Sunday, April 14, 2013

Three- and four-body corrected fragment molecular orbital calculations with a novel subdividing fragmentation method applicable to structure-based drug design

Chiduru Watanabe, Kaori Fukuzawa, Yoshio Okiyama, Takayuki Tsukamoto, Akifumi Kato, Shigenori Tanaka, Yuji Mochizuki, and Tatsuya Nakano Journal of Molecular Graphics and Modelling 2013, 41, 31.
Contributed by +Jan Jensen


One of the advantages of fragmentation based electronic structure methods over conventional linear scaling method is that one gets an automatic energy analysis in terms of interfragment interaction energies (IFIEs).  When applied to protein-ligans interactions such IFIE analyses can aid in the drug design process.  

However, in order to obtain accurate results the whole ligand is often treated as one fragment and the contribution of individual ligand functional groups to the binding is lost.  A main reason that accuracy depends on fragment size is that as fragments get smaller, many-body short-range interaction energies such as exchange repulsion become important.  Most fragmentation methods only treat such effects at the two-body level, while the Fragment Molecular Orbital (FMO) method also has a three-body corrected version (FMO3).  Nakano et al. have recently developed a four-body version of the FMO4 which yields accurate total energies for functional group-sized fragments, and this study by Watanabe et al presents the corresponding IFIE analysis.

At the MP2/6-31G level of theory and using an FMO2 calculation using one residue per monomer as a reference, the accuracy and CPU cost is comparable to an FMO3 calculation if the fragment size is roughly halved.  The CPU increases only by a factor of three on going to FMO4, while the accuracy is increased by an order of magnitude.

The relatively modest increase in CPU time is due to the fact that the many-body short-range corrections only are computed for fragments in close proximity to one another. Thus, the number of corresponding trimer and tetramer calculations scale roughly linearly with system size.  I have explored the question of computational efficiency and fragment-size further in this post.

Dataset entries

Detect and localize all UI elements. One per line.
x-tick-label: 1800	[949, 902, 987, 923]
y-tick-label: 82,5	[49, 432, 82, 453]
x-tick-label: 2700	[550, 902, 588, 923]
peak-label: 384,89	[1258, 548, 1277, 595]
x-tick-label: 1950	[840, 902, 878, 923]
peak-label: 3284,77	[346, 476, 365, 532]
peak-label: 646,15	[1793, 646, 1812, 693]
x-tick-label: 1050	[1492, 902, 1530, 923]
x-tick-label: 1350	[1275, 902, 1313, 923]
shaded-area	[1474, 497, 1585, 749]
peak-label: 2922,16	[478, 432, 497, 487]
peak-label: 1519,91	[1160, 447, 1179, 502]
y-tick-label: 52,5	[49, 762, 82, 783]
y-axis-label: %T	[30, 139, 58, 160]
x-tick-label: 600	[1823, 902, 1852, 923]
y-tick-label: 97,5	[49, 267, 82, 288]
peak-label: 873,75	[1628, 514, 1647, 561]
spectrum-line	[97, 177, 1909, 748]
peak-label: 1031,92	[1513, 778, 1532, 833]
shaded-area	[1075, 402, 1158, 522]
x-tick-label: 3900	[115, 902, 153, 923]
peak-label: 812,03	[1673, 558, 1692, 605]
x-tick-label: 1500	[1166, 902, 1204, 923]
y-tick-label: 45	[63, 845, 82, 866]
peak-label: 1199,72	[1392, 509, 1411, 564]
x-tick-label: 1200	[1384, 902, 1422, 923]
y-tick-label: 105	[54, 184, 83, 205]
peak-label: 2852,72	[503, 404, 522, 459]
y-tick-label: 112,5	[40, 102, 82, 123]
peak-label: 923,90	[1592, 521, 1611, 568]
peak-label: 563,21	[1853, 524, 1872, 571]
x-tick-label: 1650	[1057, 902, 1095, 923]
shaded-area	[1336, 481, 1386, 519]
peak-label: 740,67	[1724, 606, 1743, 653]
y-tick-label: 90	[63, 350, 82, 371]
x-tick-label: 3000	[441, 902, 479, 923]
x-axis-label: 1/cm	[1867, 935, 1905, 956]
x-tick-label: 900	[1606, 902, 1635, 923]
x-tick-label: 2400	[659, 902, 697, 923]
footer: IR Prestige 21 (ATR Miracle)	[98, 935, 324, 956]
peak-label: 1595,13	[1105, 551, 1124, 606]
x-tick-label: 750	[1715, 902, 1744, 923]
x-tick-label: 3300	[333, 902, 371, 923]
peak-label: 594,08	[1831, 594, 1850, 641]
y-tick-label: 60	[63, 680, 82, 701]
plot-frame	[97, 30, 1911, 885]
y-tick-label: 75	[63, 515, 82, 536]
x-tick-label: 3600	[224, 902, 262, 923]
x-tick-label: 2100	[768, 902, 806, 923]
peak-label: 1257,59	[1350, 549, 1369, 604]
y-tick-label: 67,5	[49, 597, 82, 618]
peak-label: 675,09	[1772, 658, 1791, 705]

## TASKS TO PERFORM:
**1.** Decide whether each statement below agrees with the post on fragment molecular orbital calculations. Answer yes or no and quote the words of the post that decide it.
(a) Going to FMO4 raises the CPU cost by a factor of three.
(b) Most fragmentation methods treat many-body short-range effects at the three-body level.
(c) The number of trimer and tetramer calculations scales roughly quadratically with system size.
**2.** State the level of theory used in the accuracy and CPU cost comparison described in the post on fragment molecular orbital calculations.
**3.** Rewrite the part of the post on fragment molecular orbital calculations starting with "Three- and four-body" and going on through "drug design process.", changing "fragmentation" to "partitioning".

## PER-TASK ANSWERS:
**1.**
(a) Yes: "The CPU increases only by a factor of three on going to FMO4"
(b) No: "Most fragmentation methods only treat such effects at the two-body level"
(c) No: "the number of corresponding trimer and tetramer calculations scale roughly linearly with system size"

**2.** MP2/6-31G

**3.**
Three- and four-body corrected fragment molecular orbital calculations with a novel subdividing partitioning method applicable to structure-based drug design

Chiduru Watanabe, Kaori Fukuzawa, Yoshio Okiyama, Takayuki Tsukamoto, Akifumi Kato, Shigenori Tanaka, Yuji Mochizuki, and Tatsuya Nakano Journal of Molecular Graphics and Modelling 2013, 41, 31.
Contributed by +Jan Jensen


One of the advantages of partitioning based electronic structure methods over conventional linear scaling method is that one gets an automatic energy analysis in terms of interfragment interaction energies (IFIEs).  When applied to protein-ligans interactions such IFIE analyses can aid in the drug design process.